**Exercise directions:**
Reproduce the listing word for word. Skip any image.

[Start of Records for the task]

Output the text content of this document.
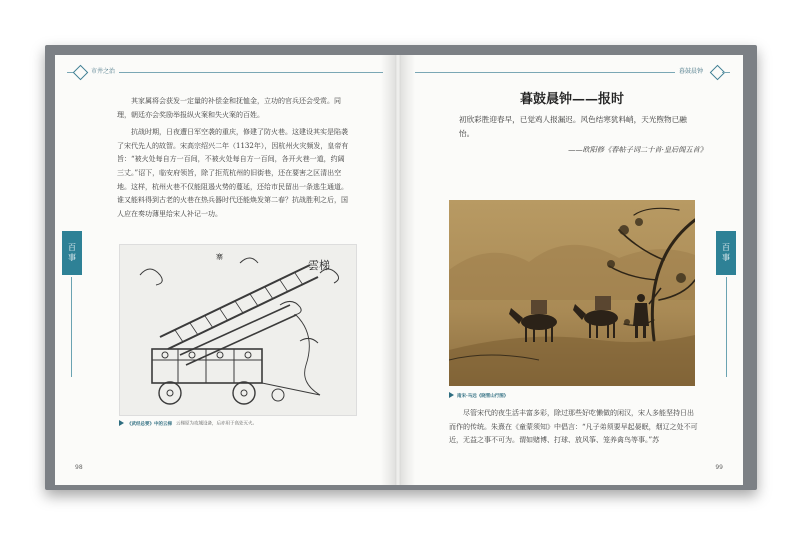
市井之治

其家属将会获发一定量的补偿金和抚恤金，立功的官兵还会受赏。同理，朝廷亦会奖励举报纵火案和失火案的百姓。

抗战时期，日夜遭日军空袭的重庆，修建了防火巷。这建设其实是陷袭了宋代先人的故智。宋高宗绍兴二年（1132年），因杭州火灾频发，皇帝有旨：“被火处每自方一百间，不被火处每自方一百间，各开火巷一道，约阔三丈。”诏下，临安府领旨，除了拒荒杭州的旧街巷，还在要害之区清出空地。这样，杭州火巷不仅能阻遏火势的蔓延，还给市民留出一条逃生通道。谁又能料得到古老的火巷在热兵器时代还能焕发第二春？抗战胜利之后，国人应在奏功薄里给宋人补记一功。

百事
雲梯
寨
《武经总要》中的云梯 云梯原为攻城设备，后亦用于高处灭火。
98
暮鼓晨钟
暮鼓晨钟——报时
初欣彩胜迎春早，已觉鸡人报漏迟。风色结寒犹料峭，天光煦物已融怡。
——欧阳修《春帖子词二十首·皇后阁五首》
百事
南宋·马远《晓雪山行图》

尽管宋代的夜生活丰富多彩，除过那些好吃懒做的闲汉，宋人多能坚持日出而作的传统。朱熹在《童蒙须知》中倡言：“凡子弟须要早起晏眠，烟辽之处不可近，无益之事不可为。谓如赌博、打球、放风筝、笼养禽鸟等事。”苏

99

[End of Records for the task]

**Written response:**
Output the text content of this document.
市井之治

其家属将会获发一定量的补偿金和抚恤金，立功的官兵还会受赏。同理，朝廷亦会奖励举报纵火案和失火案的百姓。

抗战时期，日夜遭日军空袭的重庆，修建了防火巷。这建设其实是陷袭了宋代先人的故智。宋高宗绍兴二年（1132年），因杭州火灾频发，皇帝有旨：“被火处每自方一百间，不被火处每自方一百间，各开火巷一道，约阔三丈。”诏下，临安府领旨，除了拒荒杭州的旧街巷，还在要害之区清出空地。这样，杭州火巷不仅能阻遏火势的蔓延，还给市民留出一条逃生通道。谁又能料得到古老的火巷在热兵器时代还能焕发第二春？抗战胜利之后，国人应在奏功薄里给宋人补记一功。

百事
雲梯
寨
《武经总要》中的云梯 云梯原为攻城设备，后亦用于高处灭火。
98
暮鼓晨钟
暮鼓晨钟——报时
初欣彩胜迎春早，已觉鸡人报漏迟。风色结寒犹料峭，天光煦物已融怡。
——欧阳修《春帖子词二十首·皇后阁五首》
百事
南宋·马远《晓雪山行图》

尽管宋代的夜生活丰富多彩，除过那些好吃懒做的闲汉，宋人多能坚持日出而作的传统。朱熹在《童蒙须知》中倡言：“凡子弟须要早起晏眠，烟辽之处不可近，无益之事不可为。谓如赌博、打球、放风筝、笼养禽鸟等事。”苏

99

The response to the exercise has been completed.